[Dataset entries on figures]
★ ★ ★ ★ ★ ★ ★

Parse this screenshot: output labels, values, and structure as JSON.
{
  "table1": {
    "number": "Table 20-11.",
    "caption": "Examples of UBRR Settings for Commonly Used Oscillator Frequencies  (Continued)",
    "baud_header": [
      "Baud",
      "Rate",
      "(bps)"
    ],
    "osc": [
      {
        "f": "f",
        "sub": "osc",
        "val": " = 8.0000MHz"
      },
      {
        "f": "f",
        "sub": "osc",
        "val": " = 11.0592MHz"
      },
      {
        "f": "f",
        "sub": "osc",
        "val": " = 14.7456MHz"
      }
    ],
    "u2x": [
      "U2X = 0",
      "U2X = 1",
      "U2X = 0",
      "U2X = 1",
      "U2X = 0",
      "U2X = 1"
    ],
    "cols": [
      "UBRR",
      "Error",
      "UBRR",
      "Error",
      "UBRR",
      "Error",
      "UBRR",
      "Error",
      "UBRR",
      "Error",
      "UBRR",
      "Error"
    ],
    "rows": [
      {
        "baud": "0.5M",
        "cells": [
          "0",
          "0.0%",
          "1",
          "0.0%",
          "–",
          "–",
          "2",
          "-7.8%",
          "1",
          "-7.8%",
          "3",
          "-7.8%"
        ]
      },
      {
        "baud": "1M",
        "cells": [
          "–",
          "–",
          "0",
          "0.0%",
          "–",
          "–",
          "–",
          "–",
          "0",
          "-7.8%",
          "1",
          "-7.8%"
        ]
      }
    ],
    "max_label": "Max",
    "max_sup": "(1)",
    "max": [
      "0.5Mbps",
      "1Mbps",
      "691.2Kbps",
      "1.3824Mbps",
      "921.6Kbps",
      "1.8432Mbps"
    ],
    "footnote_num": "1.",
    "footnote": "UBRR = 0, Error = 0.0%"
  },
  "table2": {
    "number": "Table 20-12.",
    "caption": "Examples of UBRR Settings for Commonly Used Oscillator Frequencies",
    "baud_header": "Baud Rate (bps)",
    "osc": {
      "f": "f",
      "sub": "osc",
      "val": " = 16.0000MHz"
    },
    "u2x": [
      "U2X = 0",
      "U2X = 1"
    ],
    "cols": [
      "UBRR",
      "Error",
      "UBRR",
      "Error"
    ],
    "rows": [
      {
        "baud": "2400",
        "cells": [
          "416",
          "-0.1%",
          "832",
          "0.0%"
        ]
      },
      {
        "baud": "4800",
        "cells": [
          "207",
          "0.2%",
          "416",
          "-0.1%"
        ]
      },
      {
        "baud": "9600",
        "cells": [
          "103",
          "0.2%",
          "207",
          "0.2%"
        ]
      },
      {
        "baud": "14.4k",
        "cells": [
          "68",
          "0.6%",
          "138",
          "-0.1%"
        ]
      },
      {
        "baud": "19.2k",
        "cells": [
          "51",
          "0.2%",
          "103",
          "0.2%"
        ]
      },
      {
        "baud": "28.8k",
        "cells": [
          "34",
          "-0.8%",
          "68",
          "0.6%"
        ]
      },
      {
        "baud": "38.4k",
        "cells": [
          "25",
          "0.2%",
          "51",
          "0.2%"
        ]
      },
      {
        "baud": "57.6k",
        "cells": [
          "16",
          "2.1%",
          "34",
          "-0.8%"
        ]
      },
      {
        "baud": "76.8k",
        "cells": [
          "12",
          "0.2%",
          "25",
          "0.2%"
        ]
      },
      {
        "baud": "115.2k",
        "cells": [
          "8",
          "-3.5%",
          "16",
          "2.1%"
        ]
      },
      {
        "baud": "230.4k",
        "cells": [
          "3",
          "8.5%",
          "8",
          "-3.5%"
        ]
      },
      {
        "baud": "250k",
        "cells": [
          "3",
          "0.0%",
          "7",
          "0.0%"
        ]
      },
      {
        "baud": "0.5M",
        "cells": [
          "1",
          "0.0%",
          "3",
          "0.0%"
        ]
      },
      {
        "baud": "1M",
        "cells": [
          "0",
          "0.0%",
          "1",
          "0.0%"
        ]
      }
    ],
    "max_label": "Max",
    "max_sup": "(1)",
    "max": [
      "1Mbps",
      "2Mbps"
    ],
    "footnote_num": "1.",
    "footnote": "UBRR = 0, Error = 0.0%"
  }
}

★ ★ ★ ★ ★ ★ ★

YOUR GOAL
Every entry in the listing must be retyped exactly.

EXERCISE OUTPUT
Parse this screenshot: output labels, values, and structure as JSON.
{
  "table1": {
    "number": "Table 20-11.",
    "caption": "Examples of UBRR Settings for Commonly Used Oscillator Frequencies  (Continued)",
    "baud_header": [
      "Baud",
      "Rate",
      "(bps)"
    ],
    "osc": [
      {
        "f": "f",
        "sub": "osc",
        "val": " = 8.0000MHz"
      },
      {
        "f": "f",
        "sub": "osc",
        "val": " = 11.0592MHz"
      },
      {
        "f": "f",
        "sub": "osc",
        "val": " = 14.7456MHz"
      }
    ],
    "u2x": [
      "U2X = 0",
      "U2X = 1",
      "U2X = 0",
      "U2X = 1",
      "U2X = 0",
      "U2X = 1"
    ],
    "cols": [
      "UBRR",
      "Error",
      "UBRR",
      "Error",
      "UBRR",
      "Error",
      "UBRR",
      "Error",
      "UBRR",
      "Error",
      "UBRR",
      "Error"
    ],
    "rows": [
      {
        "baud": "0.5M",
        "cells": [
          "0",
          "0.0%",
          "1",
          "0.0%",
          "–",
          "–",
          "2",
          "-7.8%",
          "1",
          "-7.8%",
          "3",
          "-7.8%"
        ]
      },
      {
        "baud": "1M",
        "cells": [
          "–",
          "–",
          "0",
          "0.0%",
          "–",
          "–",
          "–",
          "–",
          "0",
          "-7.8%",
          "1",
          "-7.8%"
        ]
      }
    ],
    "max_label": "Max",
    "max_sup": "(1)",
    "max": [
      "0.5Mbps",
      "1Mbps",
      "691.2Kbps",
      "1.3824Mbps",
      "921.6Kbps",
      "1.8432Mbps"
    ],
    "footnote_num": "1.",
    "footnote": "UBRR = 0, Error = 0.0%"
  },
  "table2": {
    "number": "Table 20-12.",
    "caption": "Examples of UBRR Settings for Commonly Used Oscillator Frequencies",
    "baud_header": "Baud Rate (bps)",
    "osc": {
      "f": "f",
      "sub": "osc",
      "val": " = 16.0000MHz"
    },
    "u2x": [
      "U2X = 0",
      "U2X = 1"
    ],
    "cols": [
      "UBRR",
      "Error",
      "UBRR",
      "Error"
    ],
    "rows": [
      {
        "baud": "2400",
        "cells": [
          "416",
          "-0.1%",
          "832",
          "0.0%"
        ]
      },
      {
        "baud": "4800",
        "cells": [
          "207",
          "0.2%",
          "416",
          "-0.1%"
        ]
      },
      {
        "baud": "9600",
        "cells": [
          "103",
          "0.2%",
          "207",
          "0.2%"
        ]
      },
      {
        "baud": "14.4k",
        "cells": [
          "68",
          "0.6%",
          "138",
          "-0.1%"
        ]
      },
      {
        "baud": "19.2k",
        "cells": [
          "51",
          "0.2%",
          "103",
          "0.2%"
        ]
      },
      {
        "baud": "28.8k",
        "cells": [
          "34",
          "-0.8%",
          "68",
          "0.6%"
        ]
      },
      {
        "baud": "38.4k",
        "cells": [
          "25",
          "0.2%",
          "51",
          "0.2%"
        ]
      },
      {
        "baud": "57.6k",
        "cells": [
          "16",
          "2.1%",
          "34",
          "-0.8%"
        ]
      },
      {
        "baud": "76.8k",
        "cells": [
          "12",
          "0.2%",
          "25",
          "0.2%"
        ]
      },
      {
        "baud": "115.2k",
        "cells": [
          "8",
          "-3.5%",
          "16",
          "2.1%"
        ]
      },
      {
        "baud": "230.4k",
        "cells": [
          "3",
          "8.5%",
          "8",
          "-3.5%"
        ]
      },
      {
        "baud": "250k",
        "cells": [
          "3",
          "0.0%",
          "7",
          "0.0%"
        ]
      },
      {
        "baud": "0.5M",
        "cells": [
          "1",
          "0.0%",
          "3",
          "0.0%"
        ]
      },
      {
        "baud": "1M",
        "cells": [
          "0",
          "0.0%",
          "1",
          "0.0%"
        ]
      }
    ],
    "max_label": "Max",
    "max_sup": "(1)",
    "max": [
      "1Mbps",
      "2Mbps"
    ],
    "footnote_num": "1.",
    "footnote": "UBRR = 0, Error = 0.0%"
  }
}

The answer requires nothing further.